Exercise instructions: Transcribe every entry below word for word, but skip the pictures.

§ §

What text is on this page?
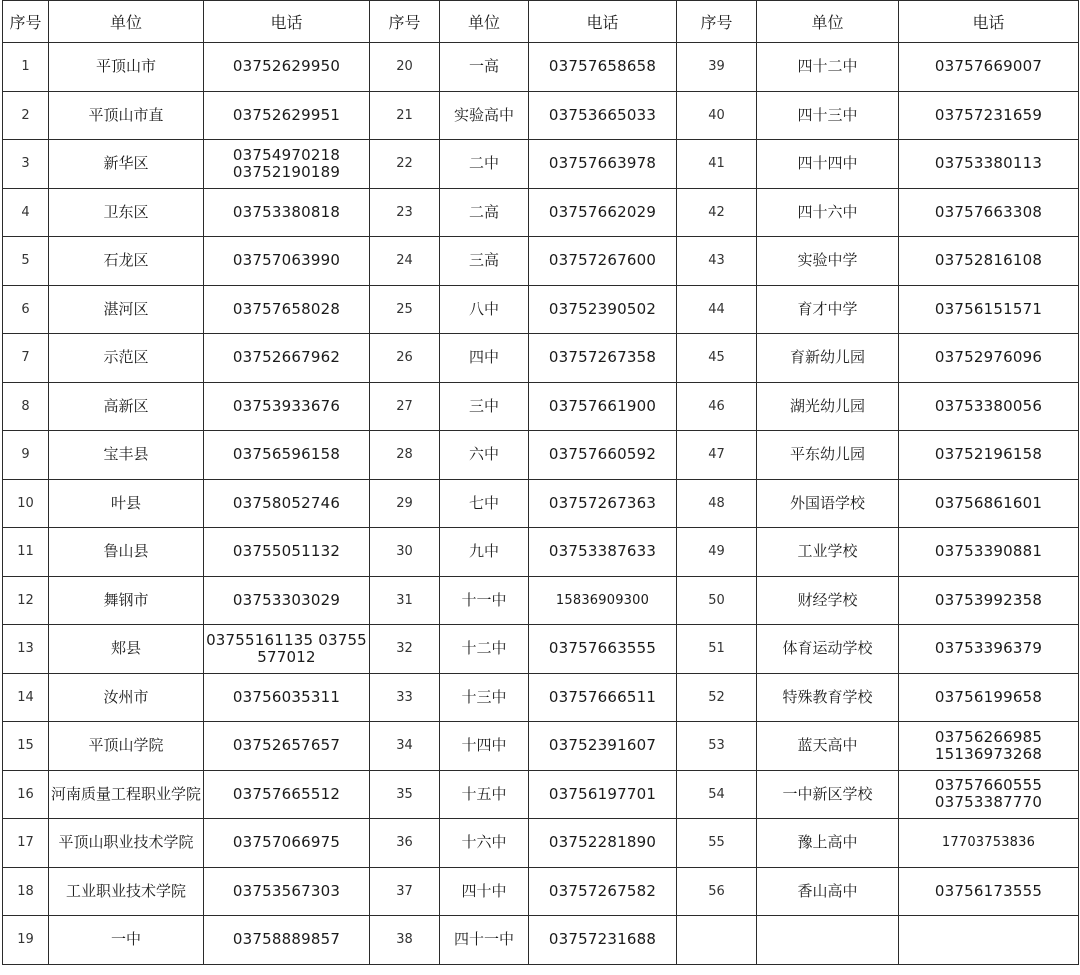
序号	单位	电话	序号	单位	电话	序号	单位	电话
1	平顶山市	03752629950	20	一高	03757658658	39	四十二中	03757669007
2	平顶山市直	03752629951	21	实验高中	03753665033	40	四十三中	03757231659
3	新华区	03754970218 03752190189	22	二中	03757663978	41	四十四中	03753380113
4	卫东区	03753380818	23	二高	03757662029	42	四十六中	03757663308
5	石龙区	03757063990	24	三高	03757267600	43	实验中学	03752816108
6	湛河区	03757658028	25	八中	03752390502	44	育才中学	03756151571
7	示范区	03752667962	26	四中	03757267358	45	育新幼儿园	03752976096
8	高新区	03753933676	27	三中	03757661900	46	湖光幼儿园	03753380056
9	宝丰县	03756596158	28	六中	03757660592	47	平东幼儿园	03752196158
10	叶县	03758052746	29	七中	03757267363	48	外国语学校	03756861601
11	鲁山县	03755051132	30	九中	03753387633	49	工业学校	03753390881
12	舞钢市	03753303029	31	十一中	15836909300	50	财经学校	03753992358
13	郏县	03755161135 03755 577012	32	十二中	03757663555	51	体育运动学校	03753396379
14	汝州市	03756035311	33	十三中	03757666511	52	特殊教育学校	03756199658
15	平顶山学院	03752657657	34	十四中	03752391607	53	蓝天高中	03756266985 15136973268
16	河南质量工程职业学院	03757665512	35	十五中	03756197701	54	一中新区学校	03757660555 03753387770
17	平顶山职业技术学院	03757066975	36	十六中	03752281890	55	豫上高中	17703753836
18	工业职业技术学院	03753567303	37	四十中	03757267582	56	香山高中	03756173555
19	一中	03758889857	38	四十一中	03757231688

§ §

Problem solution:
What text is on this page?
序号	单位	电话	序号	单位	电话	序号	单位	电话
1	平顶山市	03752629950	20	一高	03757658658	39	四十二中	03757669007
2	平顶山市直	03752629951	21	实验高中	03753665033	40	四十三中	03757231659
3	新华区	03754970218 03752190189	22	二中	03757663978	41	四十四中	03753380113
4	卫东区	03753380818	23	二高	03757662029	42	四十六中	03757663308
5	石龙区	03757063990	24	三高	03757267600	43	实验中学	03752816108
6	湛河区	03757658028	25	八中	03752390502	44	育才中学	03756151571
7	示范区	03752667962	26	四中	03757267358	45	育新幼儿园	03752976096
8	高新区	03753933676	27	三中	03757661900	46	湖光幼儿园	03753380056
9	宝丰县	03756596158	28	六中	03757660592	47	平东幼儿园	03752196158
10	叶县	03758052746	29	七中	03757267363	48	外国语学校	03756861601
11	鲁山县	03755051132	30	九中	03753387633	49	工业学校	03753390881
12	舞钢市	03753303029	31	十一中	15836909300	50	财经学校	03753992358
13	郏县	03755161135 03755 577012	32	十二中	03757663555	51	体育运动学校	03753396379
14	汝州市	03756035311	33	十三中	03757666511	52	特殊教育学校	03756199658
15	平顶山学院	03752657657	34	十四中	03752391607	53	蓝天高中	03756266985 15136973268
16	河南质量工程职业学院	03757665512	35	十五中	03756197701	54	一中新区学校	03757660555 03753387770
17	平顶山职业技术学院	03757066975	36	十六中	03752281890	55	豫上高中	17703753836
18	工业职业技术学院	03753567303	37	四十中	03757267582	56	香山高中	03756173555
19	一中	03758889857	38	四十一中	03757231688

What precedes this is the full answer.